▶ What to do
Show each line of the material below that contains the word "bounding".

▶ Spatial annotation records
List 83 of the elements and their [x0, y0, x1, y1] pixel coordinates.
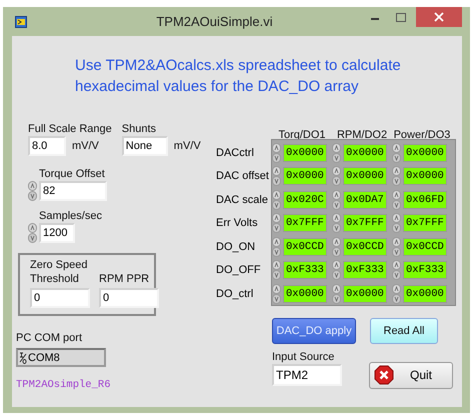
close-icon — [434, 12, 444, 22]
quit-button[interactable]: Quit — [369, 362, 453, 388]
spinner-icon[interactable] — [392, 260, 401, 280]
field-label: RPM PPR — [99, 272, 150, 286]
hex-value-field[interactable]: 0x0000 — [283, 144, 327, 162]
spinner-icon[interactable] — [392, 142, 401, 163]
hex-value-field[interactable]: 0x0000 — [403, 284, 447, 303]
io-icon — [19, 352, 27, 364]
spinner-icon[interactable] — [332, 284, 341, 304]
input-field[interactable]: 82 — [39, 181, 107, 201]
spinner-icon[interactable] — [332, 236, 341, 257]
input-field[interactable]: 8.0 — [28, 136, 66, 156]
hex-value-field[interactable]: 0xF333 — [403, 261, 447, 280]
instruction-text: Use TPM2&AOcalcs.xls spreadsheet to calculate hexadecimal values for the DAC_DO array — [75, 56, 402, 97]
hex-value-field[interactable]: 0x0CCD — [283, 238, 327, 256]
spinner-icon[interactable] — [272, 260, 281, 280]
hex-value-field[interactable]: 0x020C — [283, 190, 327, 209]
version-label: TPM2AOsimple_R6 — [16, 379, 112, 391]
row-label: DO_ctrl — [216, 288, 254, 300]
spinner-icon[interactable] — [272, 236, 281, 257]
spinner-icon[interactable] — [272, 190, 281, 210]
hex-value-field[interactable]: 0x7FFF — [283, 214, 327, 232]
hex-value-field[interactable]: 0xF333 — [283, 261, 327, 280]
hex-value-field[interactable]: 0x0000 — [403, 167, 447, 186]
unit-label: mV/V — [174, 139, 201, 153]
spinner-icon[interactable] — [332, 190, 341, 210]
hex-value-field[interactable]: 0x0000 — [283, 167, 327, 186]
window-title: TPM2AOuiSimple.vi — [155, 14, 274, 29]
read-all-button[interactable]: Read All — [370, 318, 438, 344]
hex-value-field[interactable]: 0x7FFF — [343, 214, 387, 232]
hex-value-field[interactable]: 0x0000 — [283, 284, 327, 303]
row-label: Err Volts — [216, 217, 259, 230]
column-header: RPM/DO2 — [336, 129, 388, 141]
hex-value-field[interactable]: 0x0000 — [343, 284, 387, 303]
hex-value-field[interactable]: 0x0000 — [343, 167, 387, 186]
column-header: Torq/DO1 — [277, 129, 327, 141]
row-label: DO_ON — [216, 240, 256, 253]
input-field[interactable]: 0 — [99, 288, 159, 308]
hex-value-field[interactable]: 0x0000 — [403, 144, 447, 162]
spinner-icon[interactable] — [332, 166, 341, 186]
column-header: Power/DO3 — [392, 129, 452, 141]
hex-value-field[interactable]: 0x0CCD — [403, 238, 447, 256]
input-field[interactable]: COM8 — [16, 348, 106, 367]
input-field[interactable]: 1200 — [39, 223, 75, 243]
spinner-icon[interactable] — [332, 142, 341, 163]
field-label: Torque Offset — [39, 167, 106, 181]
unit-label: mV/V — [72, 139, 99, 153]
hex-value-field[interactable]: 0x0DA7 — [343, 190, 387, 209]
hex-value-field[interactable]: 0x06FD — [403, 190, 447, 209]
spinner-icon[interactable] — [392, 190, 401, 210]
hex-value-field[interactable]: 0x0CCD — [343, 238, 387, 256]
field-label: Threshold — [30, 272, 80, 286]
spinner-icon[interactable] — [332, 213, 341, 234]
row-label: DO_OFF — [216, 264, 262, 276]
spinner-icon[interactable] — [272, 142, 281, 163]
input-field[interactable]: 0 — [30, 288, 90, 308]
input-field[interactable]: TPM2 — [272, 364, 342, 386]
spinner-icon[interactable] — [272, 213, 281, 234]
spinner-icon[interactable] — [28, 181, 37, 201]
field-label: Full Scale Range — [28, 122, 112, 136]
input-field[interactable]: None — [122, 136, 168, 156]
field-label: Input Source — [272, 350, 336, 364]
field-label: Shunts — [122, 122, 158, 136]
hex-value-field[interactable]: 0xF333 — [343, 261, 387, 280]
field-label: PC COM port — [16, 331, 84, 345]
spinner-icon[interactable] — [272, 166, 281, 186]
group-title: Zero Speed — [30, 258, 88, 272]
row-label: DAC offset — [216, 170, 270, 182]
spinner-icon[interactable] — [392, 236, 401, 257]
hex-value-field[interactable]: 0x0000 — [343, 144, 387, 162]
app-icon — [15, 16, 27, 28]
hex-value-field[interactable]: 0x7FFF — [403, 214, 447, 232]
field-label: Samples/sec — [39, 209, 103, 223]
spinner-icon[interactable] — [392, 166, 401, 186]
stop-icon — [374, 365, 394, 385]
spinner-icon[interactable] — [392, 284, 401, 304]
spinner-icon[interactable] — [272, 284, 281, 304]
row-label: DAC scale — [216, 194, 269, 206]
spinner-icon[interactable] — [28, 223, 37, 243]
close-button[interactable] — [416, 7, 462, 27]
row-label: DACctrl — [216, 146, 255, 159]
spinner-icon[interactable] — [392, 213, 401, 234]
spinner-icon[interactable] — [332, 260, 341, 280]
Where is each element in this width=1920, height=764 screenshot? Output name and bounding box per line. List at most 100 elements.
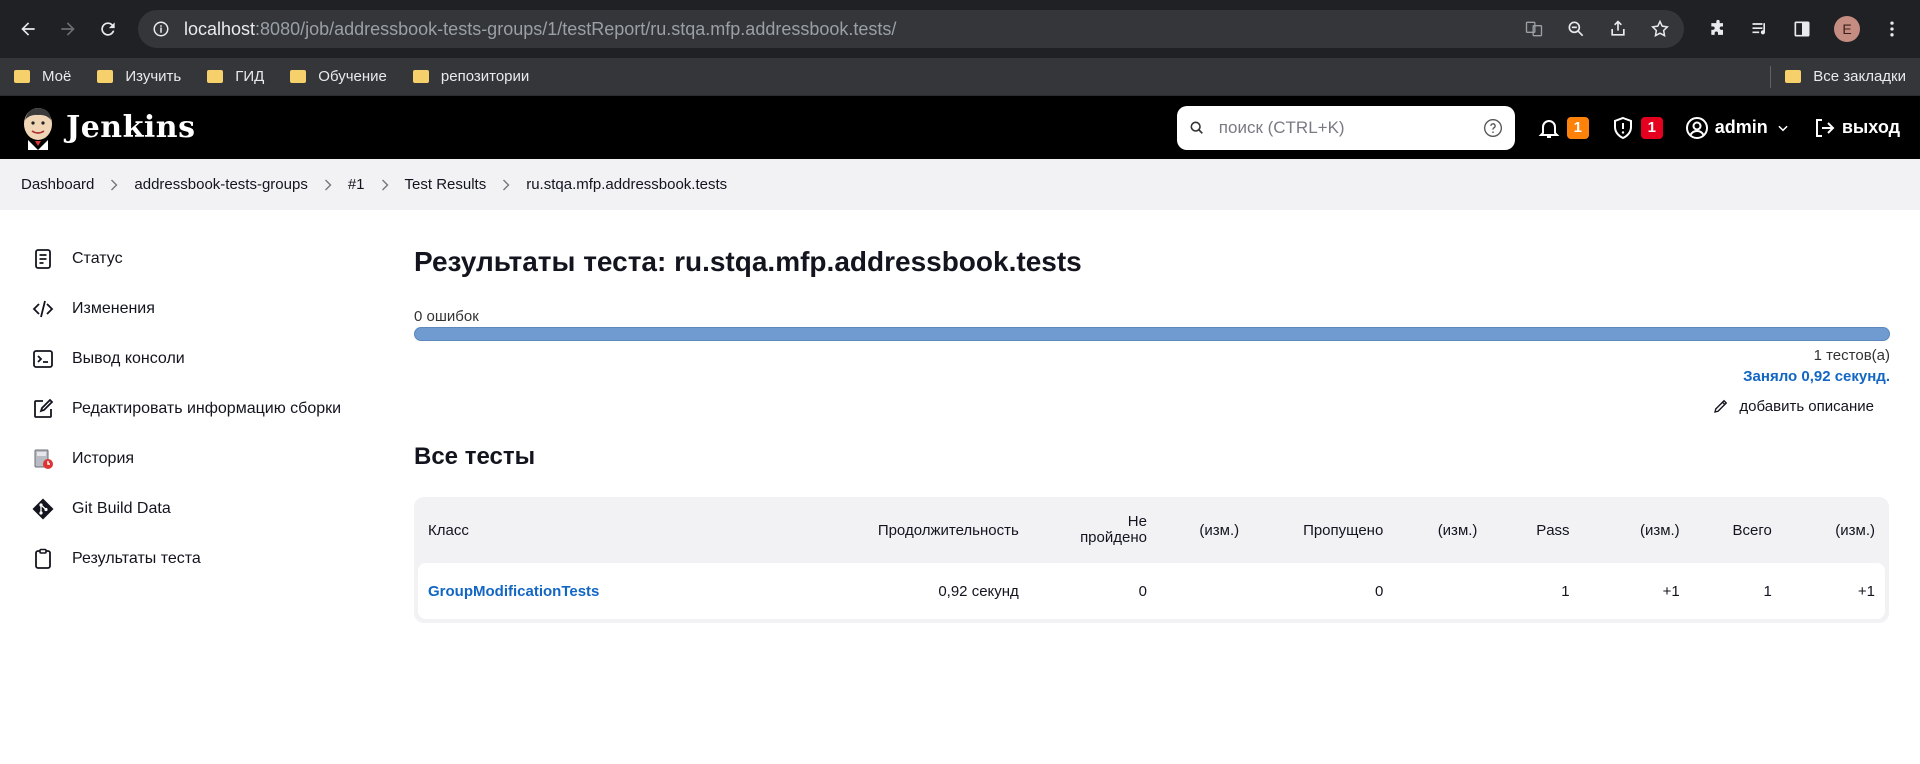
column-header[interactable]: (изм.) bbox=[1393, 497, 1487, 563]
bookmark-folder[interactable]: репозитории bbox=[412, 68, 530, 85]
column-header[interactable]: Pass bbox=[1487, 497, 1579, 563]
chevron-right-icon bbox=[324, 179, 332, 190]
sidebar-item-git-build-data[interactable]: Git Build Data bbox=[30, 484, 414, 534]
all-bookmarks[interactable]: Все закладки bbox=[1770, 65, 1906, 88]
zoom-icon[interactable] bbox=[1566, 19, 1586, 39]
side-panel: Статус Изменения Вывод консоли Редактиро… bbox=[0, 210, 414, 623]
url-host: localhost bbox=[184, 18, 256, 39]
bookmark-label: Обучение bbox=[318, 68, 387, 85]
folder-icon bbox=[290, 70, 307, 83]
bell-icon bbox=[1538, 119, 1560, 138]
sidebar-item-test-results[interactable]: Результаты теста bbox=[30, 534, 414, 584]
jenkins-butler-icon bbox=[24, 107, 52, 150]
sidebar-item-changes[interactable]: Изменения bbox=[30, 284, 414, 334]
main-panel: Результаты теста: ru.stqa.mfp.addressboo… bbox=[414, 210, 1920, 623]
bookmark-label: Моё bbox=[42, 68, 72, 85]
sidebar-item-label: Вывод консоли bbox=[72, 350, 185, 367]
all-bookmarks-label: Все закладки bbox=[1813, 68, 1906, 85]
breadcrumb-item[interactable]: Test Results bbox=[405, 176, 487, 193]
column-header[interactable]: (изм.) bbox=[1782, 497, 1885, 563]
bookmark-folder[interactable]: Моё bbox=[14, 68, 71, 85]
address-bar[interactable]: localhost:8080/job/addressbook-tests-gro… bbox=[138, 10, 1684, 48]
sidebar-item-history[interactable]: История bbox=[30, 434, 414, 484]
column-header[interactable]: Пропущено bbox=[1249, 497, 1393, 563]
failed-diff-cell bbox=[1156, 563, 1250, 619]
skipped-diff-cell bbox=[1393, 563, 1488, 619]
security-badge: 1 bbox=[1640, 116, 1663, 139]
sidebar-item-label: Статус bbox=[72, 250, 123, 267]
test-results-table: Класс Продолжительность Не пройдено (изм… bbox=[414, 497, 1889, 623]
history-icon bbox=[34, 449, 53, 469]
column-header[interactable]: Всего bbox=[1690, 497, 1782, 563]
user-name: admin bbox=[1714, 117, 1768, 137]
breadcrumb-item[interactable]: ru.stqa.mfp.addressbook.tests bbox=[526, 176, 727, 193]
column-header[interactable]: Не пройдено bbox=[1029, 497, 1157, 563]
extensions-icon[interactable] bbox=[1708, 19, 1728, 39]
notifications-button[interactable]: 1 bbox=[1537, 116, 1589, 140]
profile-avatar[interactable]: E bbox=[1834, 16, 1860, 42]
bookmark-label: репозитории bbox=[440, 68, 530, 85]
media-icon[interactable] bbox=[1750, 19, 1770, 39]
translate-icon[interactable] bbox=[1524, 19, 1544, 39]
bookmarks-bar: Моё Изучить ГИД Обучение репозитории Все… bbox=[0, 58, 1920, 96]
table-header-row: Класс Продолжительность Не пройдено (изм… bbox=[418, 497, 1885, 563]
class-link[interactable]: GroupModificationTests bbox=[428, 583, 599, 600]
terminal-icon bbox=[33, 350, 53, 368]
test-progress-bar bbox=[414, 327, 1890, 341]
sidebar-item-label: История bbox=[72, 450, 135, 467]
page-title: Результаты теста: ru.stqa.mfp.addressboo… bbox=[414, 246, 1082, 277]
bookmark-folder[interactable]: Изучить bbox=[97, 68, 181, 85]
url-path: :8080/job/addressbook-tests-groups/1/tes… bbox=[255, 18, 897, 39]
add-description-button[interactable]: добавить описание bbox=[414, 397, 1890, 415]
logout-icon bbox=[1815, 118, 1835, 137]
star-icon[interactable] bbox=[1650, 19, 1670, 39]
chevron-down-icon bbox=[1778, 125, 1788, 131]
security-button[interactable]: 1 bbox=[1611, 116, 1663, 140]
breadcrumb-item[interactable]: addressbook-tests-groups bbox=[134, 176, 307, 193]
reload-icon bbox=[101, 22, 115, 36]
duration-link[interactable]: Заняло 0,92 секунд. bbox=[414, 368, 1890, 385]
edit-icon bbox=[34, 398, 54, 418]
breadcrumb-item[interactable]: #1 bbox=[348, 176, 365, 193]
search-box[interactable] bbox=[1176, 105, 1515, 150]
jenkins-logo[interactable]: Jenkins bbox=[20, 106, 195, 150]
sidebar-item-status[interactable]: Статус bbox=[30, 234, 414, 284]
failures-summary: 0 ошибок bbox=[414, 308, 479, 325]
column-header[interactable]: Класс bbox=[418, 497, 778, 563]
bookmark-folder[interactable]: Обучение bbox=[290, 68, 387, 85]
notifications-badge: 1 bbox=[1566, 116, 1589, 139]
back-button[interactable] bbox=[10, 11, 46, 47]
browser-toolbar: localhost:8080/job/addressbook-tests-gro… bbox=[0, 0, 1920, 58]
url-text[interactable]: localhost:8080/job/addressbook-tests-gro… bbox=[184, 19, 896, 40]
shield-alert-icon bbox=[1613, 116, 1632, 139]
menu-dots-icon[interactable] bbox=[1882, 19, 1902, 39]
code-icon bbox=[32, 300, 54, 318]
user-menu[interactable]: admin bbox=[1685, 116, 1790, 140]
reload-button[interactable] bbox=[90, 11, 126, 47]
logout-button[interactable]: выход bbox=[1812, 116, 1900, 140]
column-header[interactable]: (изм.) bbox=[1580, 497, 1690, 563]
folder-icon bbox=[97, 70, 114, 83]
sidebar-item-console[interactable]: Вывод консоли bbox=[30, 334, 414, 384]
folder-icon bbox=[412, 70, 429, 83]
breadcrumb-item[interactable]: Dashboard bbox=[21, 176, 94, 193]
arrow-right-icon bbox=[61, 22, 75, 36]
bookmark-folder[interactable]: ГИД bbox=[207, 68, 264, 85]
side-panel-icon[interactable] bbox=[1792, 19, 1812, 39]
share-icon[interactable] bbox=[1608, 19, 1628, 39]
clipboard-icon bbox=[35, 548, 51, 569]
breadcrumb: Dashboard addressbook-tests-groups #1 Te… bbox=[0, 159, 1920, 210]
column-header[interactable]: (изм.) bbox=[1157, 497, 1249, 563]
sidebar-item-label: Git Build Data bbox=[72, 500, 171, 517]
column-header[interactable]: Продолжительность bbox=[778, 497, 1028, 563]
bookmark-label: Изучить bbox=[125, 68, 182, 85]
site-info-icon[interactable] bbox=[152, 20, 170, 38]
help-icon[interactable] bbox=[1483, 118, 1503, 138]
sidebar-item-edit-build[interactable]: Редактировать информацию сборки bbox=[30, 384, 414, 434]
search-input[interactable] bbox=[1218, 117, 1483, 138]
pencil-icon bbox=[1714, 399, 1728, 413]
status-icon bbox=[35, 249, 51, 269]
forward-button[interactable] bbox=[50, 11, 86, 47]
duration-cell: 0,92 секунд bbox=[778, 563, 1029, 619]
chevron-right-icon bbox=[503, 179, 510, 190]
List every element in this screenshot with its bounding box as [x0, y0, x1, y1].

▶ Solution for this exercise
Where is each element in this width=1920, height=764 screenshot? Output name and bounding box per line. List at most 100 elements.
List every element in this screenshot with its bounding box as [x0, y0, x1, y1].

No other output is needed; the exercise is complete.